_Records to process_
━━━━━━━━━━
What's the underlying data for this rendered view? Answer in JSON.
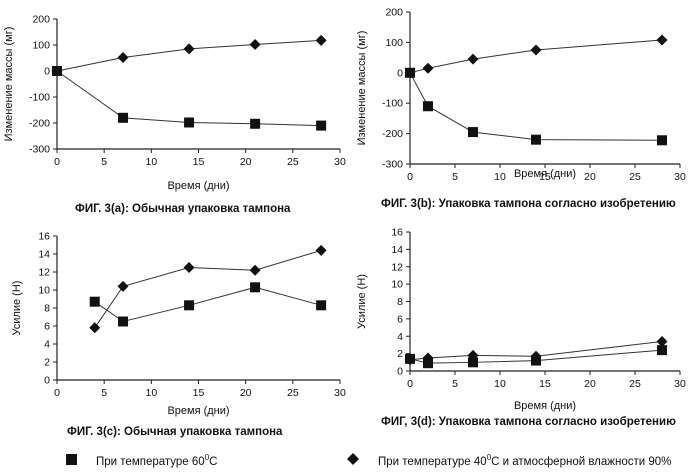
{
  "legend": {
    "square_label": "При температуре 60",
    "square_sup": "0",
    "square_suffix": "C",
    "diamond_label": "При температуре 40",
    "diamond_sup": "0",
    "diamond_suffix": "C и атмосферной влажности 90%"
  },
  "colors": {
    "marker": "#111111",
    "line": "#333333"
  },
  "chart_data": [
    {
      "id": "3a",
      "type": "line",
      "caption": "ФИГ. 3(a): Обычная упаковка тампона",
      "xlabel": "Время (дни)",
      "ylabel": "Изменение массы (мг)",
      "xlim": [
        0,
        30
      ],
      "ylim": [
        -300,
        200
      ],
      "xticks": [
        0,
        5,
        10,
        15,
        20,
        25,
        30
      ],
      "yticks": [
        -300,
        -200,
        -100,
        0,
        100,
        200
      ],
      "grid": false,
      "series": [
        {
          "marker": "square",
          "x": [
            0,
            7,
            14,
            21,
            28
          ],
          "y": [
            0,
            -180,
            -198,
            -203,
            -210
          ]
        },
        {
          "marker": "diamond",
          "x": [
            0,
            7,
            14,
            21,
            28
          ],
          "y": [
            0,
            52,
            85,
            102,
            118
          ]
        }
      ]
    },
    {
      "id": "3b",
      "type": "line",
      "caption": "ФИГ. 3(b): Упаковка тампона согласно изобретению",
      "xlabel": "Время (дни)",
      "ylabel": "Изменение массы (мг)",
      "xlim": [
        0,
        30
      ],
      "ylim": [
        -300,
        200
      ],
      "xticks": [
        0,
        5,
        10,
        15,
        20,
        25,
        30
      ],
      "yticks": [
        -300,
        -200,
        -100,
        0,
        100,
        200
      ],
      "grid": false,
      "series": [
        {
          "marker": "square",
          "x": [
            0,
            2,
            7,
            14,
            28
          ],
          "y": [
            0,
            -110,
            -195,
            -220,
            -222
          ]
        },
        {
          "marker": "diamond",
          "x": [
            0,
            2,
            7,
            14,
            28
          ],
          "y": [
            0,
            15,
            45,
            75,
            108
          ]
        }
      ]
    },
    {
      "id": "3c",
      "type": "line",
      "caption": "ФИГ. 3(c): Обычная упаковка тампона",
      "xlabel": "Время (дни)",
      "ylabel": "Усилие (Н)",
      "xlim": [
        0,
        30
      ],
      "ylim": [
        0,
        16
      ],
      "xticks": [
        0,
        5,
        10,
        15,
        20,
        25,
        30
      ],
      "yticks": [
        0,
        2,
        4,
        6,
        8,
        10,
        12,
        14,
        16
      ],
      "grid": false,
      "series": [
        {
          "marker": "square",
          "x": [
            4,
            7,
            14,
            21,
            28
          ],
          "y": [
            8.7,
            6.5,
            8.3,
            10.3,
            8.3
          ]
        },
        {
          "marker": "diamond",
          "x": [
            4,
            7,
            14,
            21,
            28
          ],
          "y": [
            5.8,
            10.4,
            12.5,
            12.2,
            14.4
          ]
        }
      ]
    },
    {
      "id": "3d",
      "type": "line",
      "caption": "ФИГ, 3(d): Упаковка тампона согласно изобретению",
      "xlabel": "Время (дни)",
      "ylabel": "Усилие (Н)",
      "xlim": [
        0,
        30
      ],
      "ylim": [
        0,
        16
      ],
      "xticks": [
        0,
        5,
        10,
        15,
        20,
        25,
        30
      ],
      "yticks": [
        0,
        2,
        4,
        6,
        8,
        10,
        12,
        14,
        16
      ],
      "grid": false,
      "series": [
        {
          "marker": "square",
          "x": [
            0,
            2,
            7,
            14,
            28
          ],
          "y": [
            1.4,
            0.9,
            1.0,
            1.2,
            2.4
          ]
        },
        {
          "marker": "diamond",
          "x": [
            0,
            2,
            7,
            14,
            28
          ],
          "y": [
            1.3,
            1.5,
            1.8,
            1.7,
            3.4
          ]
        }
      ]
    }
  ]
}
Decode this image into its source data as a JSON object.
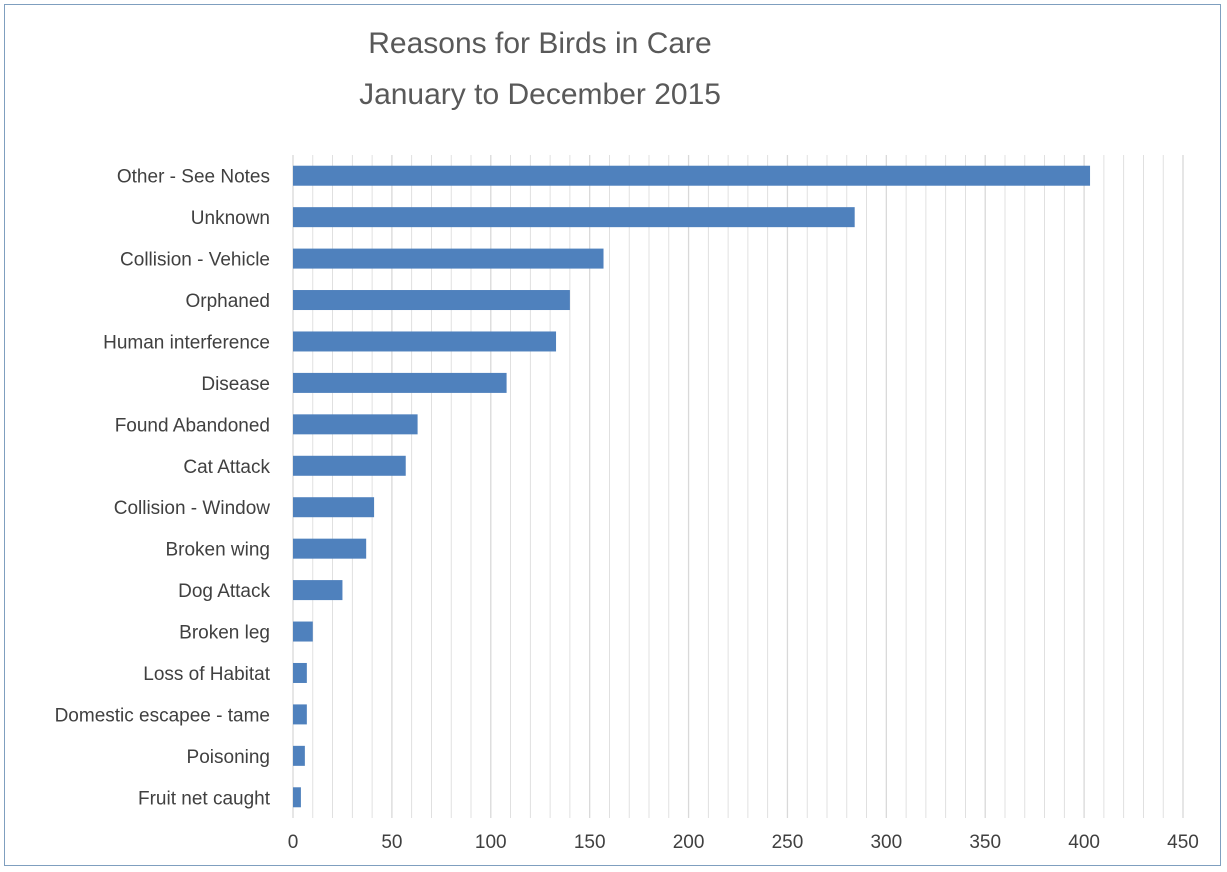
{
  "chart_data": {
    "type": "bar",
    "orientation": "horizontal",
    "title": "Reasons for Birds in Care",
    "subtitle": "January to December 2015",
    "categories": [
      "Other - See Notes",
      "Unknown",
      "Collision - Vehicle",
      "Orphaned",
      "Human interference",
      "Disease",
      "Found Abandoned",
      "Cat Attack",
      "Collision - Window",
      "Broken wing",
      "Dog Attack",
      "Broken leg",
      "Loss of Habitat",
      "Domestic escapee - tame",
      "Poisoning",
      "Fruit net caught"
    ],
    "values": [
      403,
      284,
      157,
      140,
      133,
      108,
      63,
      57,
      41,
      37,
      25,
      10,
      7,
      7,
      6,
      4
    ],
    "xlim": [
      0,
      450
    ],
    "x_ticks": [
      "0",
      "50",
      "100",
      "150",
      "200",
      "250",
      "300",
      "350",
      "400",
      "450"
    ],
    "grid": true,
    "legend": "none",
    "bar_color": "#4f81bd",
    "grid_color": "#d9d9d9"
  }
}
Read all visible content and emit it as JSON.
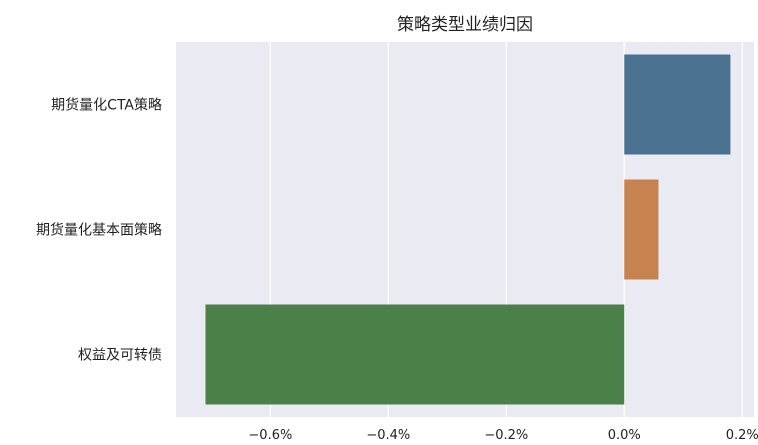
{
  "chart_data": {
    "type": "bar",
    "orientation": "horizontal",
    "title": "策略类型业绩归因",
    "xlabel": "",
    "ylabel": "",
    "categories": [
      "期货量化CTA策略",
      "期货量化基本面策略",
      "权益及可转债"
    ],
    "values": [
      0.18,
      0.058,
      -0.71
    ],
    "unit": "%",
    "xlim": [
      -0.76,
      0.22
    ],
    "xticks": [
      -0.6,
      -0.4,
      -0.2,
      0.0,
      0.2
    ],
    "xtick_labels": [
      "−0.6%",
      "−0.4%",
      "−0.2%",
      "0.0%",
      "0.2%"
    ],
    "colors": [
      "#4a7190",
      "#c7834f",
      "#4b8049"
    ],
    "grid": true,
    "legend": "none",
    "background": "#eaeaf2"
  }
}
━━━━━━━━━━
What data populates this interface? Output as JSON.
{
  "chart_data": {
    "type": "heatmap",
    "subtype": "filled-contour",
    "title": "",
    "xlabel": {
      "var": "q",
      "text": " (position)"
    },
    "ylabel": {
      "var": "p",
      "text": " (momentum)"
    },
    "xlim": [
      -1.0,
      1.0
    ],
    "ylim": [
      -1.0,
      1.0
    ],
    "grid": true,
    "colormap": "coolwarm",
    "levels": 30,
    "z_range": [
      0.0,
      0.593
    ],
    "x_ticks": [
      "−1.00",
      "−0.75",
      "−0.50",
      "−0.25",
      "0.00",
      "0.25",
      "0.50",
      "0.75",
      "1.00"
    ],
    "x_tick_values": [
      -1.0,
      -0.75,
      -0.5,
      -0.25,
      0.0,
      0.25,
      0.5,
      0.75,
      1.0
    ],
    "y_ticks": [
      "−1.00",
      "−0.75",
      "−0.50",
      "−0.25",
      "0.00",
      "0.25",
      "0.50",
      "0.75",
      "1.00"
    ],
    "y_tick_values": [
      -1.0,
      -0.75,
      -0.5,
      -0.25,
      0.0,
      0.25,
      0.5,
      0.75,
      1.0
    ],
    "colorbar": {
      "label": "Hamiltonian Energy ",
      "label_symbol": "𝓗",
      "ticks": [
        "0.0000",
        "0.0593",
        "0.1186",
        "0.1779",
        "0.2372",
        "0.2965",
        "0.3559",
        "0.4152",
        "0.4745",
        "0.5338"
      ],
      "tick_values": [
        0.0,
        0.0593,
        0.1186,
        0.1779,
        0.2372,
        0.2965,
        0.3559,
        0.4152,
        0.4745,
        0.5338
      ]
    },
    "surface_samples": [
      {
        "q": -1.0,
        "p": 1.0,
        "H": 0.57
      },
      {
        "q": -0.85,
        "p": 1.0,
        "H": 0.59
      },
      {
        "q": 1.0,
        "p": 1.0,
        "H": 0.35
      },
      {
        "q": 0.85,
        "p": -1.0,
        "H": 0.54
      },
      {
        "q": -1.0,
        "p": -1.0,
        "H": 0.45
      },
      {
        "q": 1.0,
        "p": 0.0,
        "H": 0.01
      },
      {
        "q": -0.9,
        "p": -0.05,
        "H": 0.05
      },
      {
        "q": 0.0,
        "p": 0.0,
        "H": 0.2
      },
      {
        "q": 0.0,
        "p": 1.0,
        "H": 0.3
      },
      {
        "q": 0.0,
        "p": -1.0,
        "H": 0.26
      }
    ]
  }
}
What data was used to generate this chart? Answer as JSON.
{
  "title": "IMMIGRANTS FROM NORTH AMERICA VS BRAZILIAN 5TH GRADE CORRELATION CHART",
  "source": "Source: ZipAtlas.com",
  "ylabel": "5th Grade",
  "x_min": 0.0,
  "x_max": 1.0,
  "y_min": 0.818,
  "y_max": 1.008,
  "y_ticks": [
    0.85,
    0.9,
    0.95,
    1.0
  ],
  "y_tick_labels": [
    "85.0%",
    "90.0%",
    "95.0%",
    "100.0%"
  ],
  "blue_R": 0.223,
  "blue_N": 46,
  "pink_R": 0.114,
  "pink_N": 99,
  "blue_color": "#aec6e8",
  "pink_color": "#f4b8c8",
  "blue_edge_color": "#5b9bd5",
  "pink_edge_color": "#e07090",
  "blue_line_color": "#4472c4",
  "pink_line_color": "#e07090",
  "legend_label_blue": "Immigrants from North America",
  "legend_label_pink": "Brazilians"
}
━━━━━━━━━━
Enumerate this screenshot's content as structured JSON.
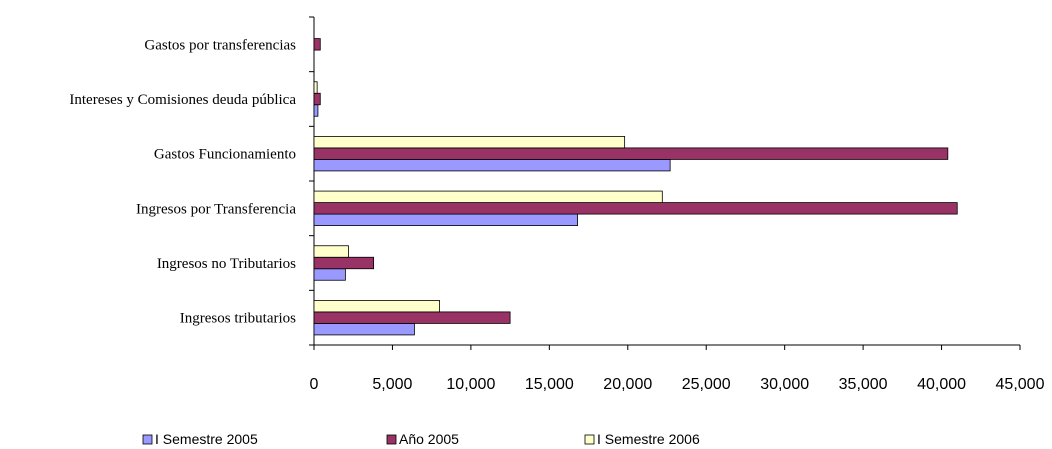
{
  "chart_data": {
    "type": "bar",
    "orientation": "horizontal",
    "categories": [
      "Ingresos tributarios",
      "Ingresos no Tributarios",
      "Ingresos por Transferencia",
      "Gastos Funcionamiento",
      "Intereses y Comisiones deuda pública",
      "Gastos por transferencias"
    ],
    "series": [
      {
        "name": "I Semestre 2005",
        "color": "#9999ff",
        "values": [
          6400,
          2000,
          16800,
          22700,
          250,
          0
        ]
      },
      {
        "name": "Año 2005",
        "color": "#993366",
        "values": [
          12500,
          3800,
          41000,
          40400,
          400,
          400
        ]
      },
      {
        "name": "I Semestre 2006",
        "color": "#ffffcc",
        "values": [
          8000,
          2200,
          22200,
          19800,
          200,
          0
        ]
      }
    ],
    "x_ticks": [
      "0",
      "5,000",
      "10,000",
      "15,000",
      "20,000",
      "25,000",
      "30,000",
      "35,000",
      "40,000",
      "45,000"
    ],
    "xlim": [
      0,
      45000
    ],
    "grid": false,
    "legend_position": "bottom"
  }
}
━━━━━━━━━━
_Stated task_
Display every line of the listing that contains the string "тампона".

_Exercise output_
      "caption": "ФИГ. 3(a): Обычная упаковка тампона",
      "caption": "ФИГ. 3(b): Упаковка тампона согласно изобретению",
      "caption": "ФИГ. 3(c): Обычная упаковка тампона",
      "caption": "ФИГ, 3(d): Упаковка тампона согласно изобретению",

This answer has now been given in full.